__YOUR INSTRUCTIONS__:
Scan the data below and pick out the lines containing the word "What".

__PROVIDED RECORDS__:
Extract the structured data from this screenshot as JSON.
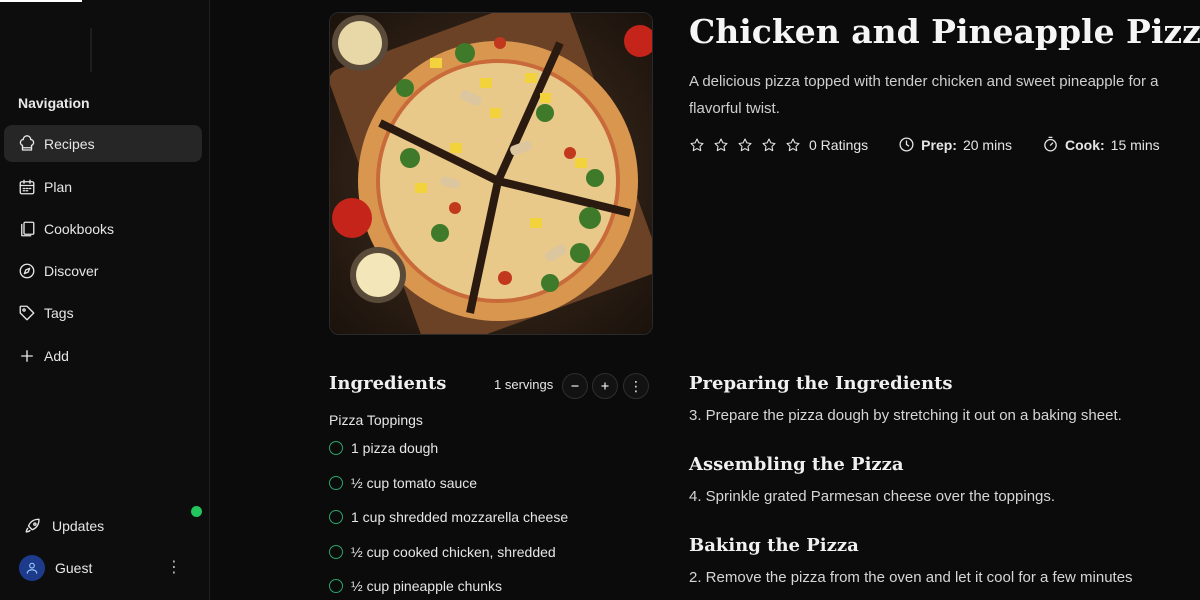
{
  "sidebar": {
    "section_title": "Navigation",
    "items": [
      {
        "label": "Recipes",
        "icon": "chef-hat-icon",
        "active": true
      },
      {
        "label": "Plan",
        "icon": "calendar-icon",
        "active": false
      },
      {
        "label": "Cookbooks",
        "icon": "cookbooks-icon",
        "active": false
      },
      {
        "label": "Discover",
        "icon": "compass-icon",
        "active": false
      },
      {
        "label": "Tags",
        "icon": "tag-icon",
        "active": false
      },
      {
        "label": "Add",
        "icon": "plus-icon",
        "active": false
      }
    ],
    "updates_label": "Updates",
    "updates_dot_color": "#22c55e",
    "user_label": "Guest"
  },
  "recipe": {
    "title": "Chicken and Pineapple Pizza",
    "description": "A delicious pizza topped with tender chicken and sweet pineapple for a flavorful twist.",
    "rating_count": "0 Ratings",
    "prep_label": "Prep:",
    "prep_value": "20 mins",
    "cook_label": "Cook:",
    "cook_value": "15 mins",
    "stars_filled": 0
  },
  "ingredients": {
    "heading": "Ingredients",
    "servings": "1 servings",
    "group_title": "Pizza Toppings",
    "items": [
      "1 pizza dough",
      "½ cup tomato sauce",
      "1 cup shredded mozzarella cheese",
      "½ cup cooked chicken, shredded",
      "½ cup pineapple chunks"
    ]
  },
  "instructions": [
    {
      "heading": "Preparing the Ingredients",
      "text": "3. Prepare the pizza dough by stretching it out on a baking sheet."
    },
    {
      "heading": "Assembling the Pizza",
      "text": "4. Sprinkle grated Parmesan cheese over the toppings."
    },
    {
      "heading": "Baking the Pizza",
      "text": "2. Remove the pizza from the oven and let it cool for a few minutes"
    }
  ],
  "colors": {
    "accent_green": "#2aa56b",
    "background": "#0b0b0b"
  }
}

--

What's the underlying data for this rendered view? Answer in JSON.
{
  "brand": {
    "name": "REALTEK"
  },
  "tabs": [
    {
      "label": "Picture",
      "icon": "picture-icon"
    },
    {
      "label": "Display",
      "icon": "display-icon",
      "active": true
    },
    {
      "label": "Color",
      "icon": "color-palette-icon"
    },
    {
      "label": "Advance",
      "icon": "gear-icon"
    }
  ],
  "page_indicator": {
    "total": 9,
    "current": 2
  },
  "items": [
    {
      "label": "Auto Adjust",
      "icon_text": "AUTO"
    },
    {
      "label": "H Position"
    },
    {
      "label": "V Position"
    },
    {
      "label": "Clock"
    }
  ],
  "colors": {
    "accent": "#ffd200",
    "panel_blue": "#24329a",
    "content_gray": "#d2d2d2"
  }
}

--

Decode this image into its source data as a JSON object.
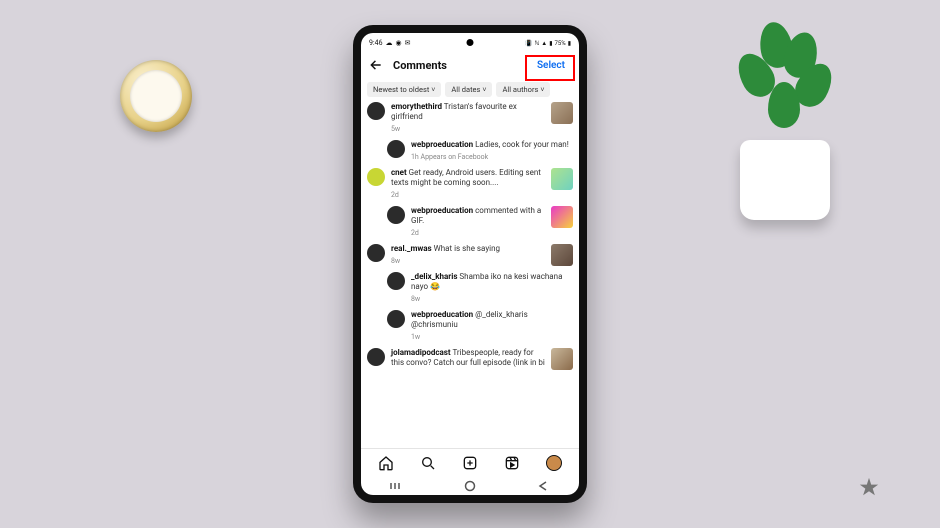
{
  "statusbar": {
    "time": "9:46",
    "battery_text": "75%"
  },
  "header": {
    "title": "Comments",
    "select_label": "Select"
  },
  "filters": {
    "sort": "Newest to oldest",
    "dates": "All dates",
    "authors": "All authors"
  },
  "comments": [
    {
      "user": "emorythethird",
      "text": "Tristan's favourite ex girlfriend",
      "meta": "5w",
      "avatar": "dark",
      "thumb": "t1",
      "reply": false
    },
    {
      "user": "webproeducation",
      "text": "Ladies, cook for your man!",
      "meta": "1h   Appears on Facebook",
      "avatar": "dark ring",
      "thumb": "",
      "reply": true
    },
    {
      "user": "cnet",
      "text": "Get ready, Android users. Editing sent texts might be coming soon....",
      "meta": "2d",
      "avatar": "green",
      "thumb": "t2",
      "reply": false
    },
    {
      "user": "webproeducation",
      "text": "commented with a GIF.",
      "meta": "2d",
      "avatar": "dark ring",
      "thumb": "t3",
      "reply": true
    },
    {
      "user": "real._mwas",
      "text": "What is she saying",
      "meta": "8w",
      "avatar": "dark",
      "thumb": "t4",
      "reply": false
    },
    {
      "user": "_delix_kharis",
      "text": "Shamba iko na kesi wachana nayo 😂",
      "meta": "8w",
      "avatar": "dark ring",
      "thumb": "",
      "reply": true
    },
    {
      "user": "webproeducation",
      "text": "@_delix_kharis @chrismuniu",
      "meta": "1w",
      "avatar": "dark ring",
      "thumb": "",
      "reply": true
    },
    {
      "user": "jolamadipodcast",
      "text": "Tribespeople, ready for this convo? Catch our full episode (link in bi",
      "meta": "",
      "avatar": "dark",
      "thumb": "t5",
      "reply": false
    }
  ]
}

__TASK OUTPUT__:
What's the underlying data for this rendered view? Answer in JSON.
      "text": "What is she saying",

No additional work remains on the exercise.